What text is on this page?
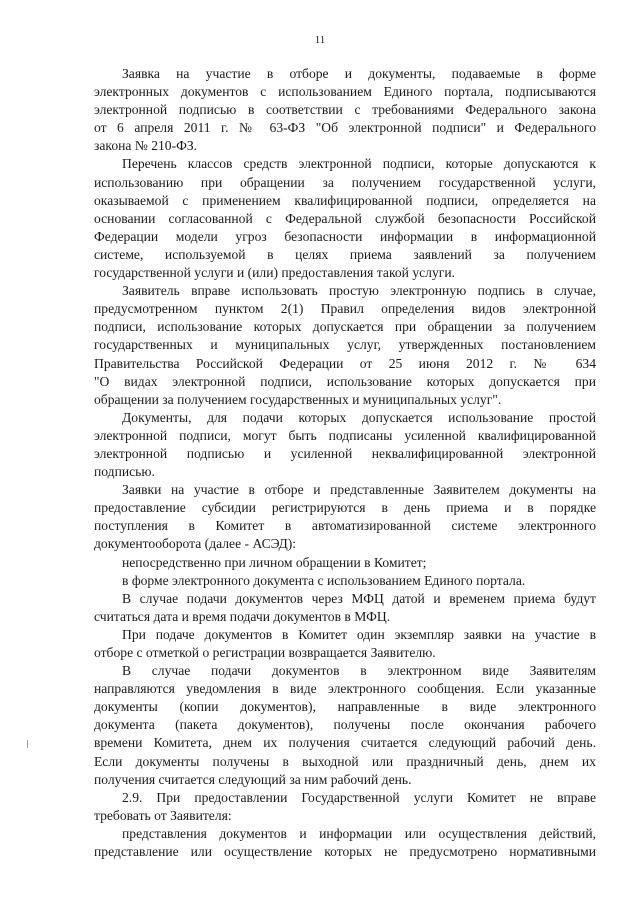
11
Заявка на участие в отборе и документы, подаваемые в форме
электронных документов с использованием Единого портала, подписываются
электронной подписью в соответствии с требованиями Федерального закона
от 6 апреля 2011 г. № 63-ФЗ "Об электронной подписи" и Федерального
закона № 210-ФЗ.
Перечень классов средств электронной подписи, которые допускаются к
использованию при обращении за получением государственной услуги,
оказываемой с применением квалифицированной подписи, определяется на
основании согласованной с Федеральной службой безопасности Российской
Федерации модели угроз безопасности информации в информационной
системе, используемой в целях приема заявлений за получением
государственной услуги и (или) предоставления такой услуги.
Заявитель вправе использовать простую электронную подпись в случае,
предусмотренном пунктом 2(1) Правил определения видов электронной
подписи, использование которых допускается при обращении за получением
государственных и муниципальных услуг, утвержденных постановлением
Правительства Российской Федерации от 25 июня 2012 г. № 634
"О видах электронной подписи, использование которых допускается при
обращении за получением государственных и муниципальных услуг".
Документы, для подачи которых допускается использование простой
электронной подписи, могут быть подписаны усиленной квалифицированной
электронной подписью и усиленной неквалифицированной электронной
подписью.
Заявки на участие в отборе и представленные Заявителем документы на
предоставление субсидии регистрируются в день приема и в порядке
поступления в Комитет в автоматизированной системе электронного
документооборота (далее - АСЭД):
непосредственно при личном обращении в Комитет;
в форме электронного документа с использованием Единого портала.
В случае подачи документов через МФЦ датой и временем приема будут
считаться дата и время подачи документов в МФЦ.
При подаче документов в Комитет один экземпляр заявки на участие в
отборе с отметкой о регистрации возвращается Заявителю.
В случае подачи документов в электронном виде Заявителям
направляются уведомления в виде электронного сообщения. Если указанные
документы (копии документов), направленные в виде электронного
документа (пакета документов), получены после окончания рабочего
времени Комитета, днем их получения считается следующий рабочий день.
Если документы получены в выходной или праздничный день, днем их
получения считается следующий за ним рабочий день.
2.9. При предоставлении Государственной услуги Комитет не вправе
требовать от Заявителя:
представления документов и информации или осуществления действий,
представление или осуществление которых не предусмотрено нормативными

* [Task requirements] Count the lines that include the word "следующий" and state the result as a bare number.

* [Solution for this exercise] 2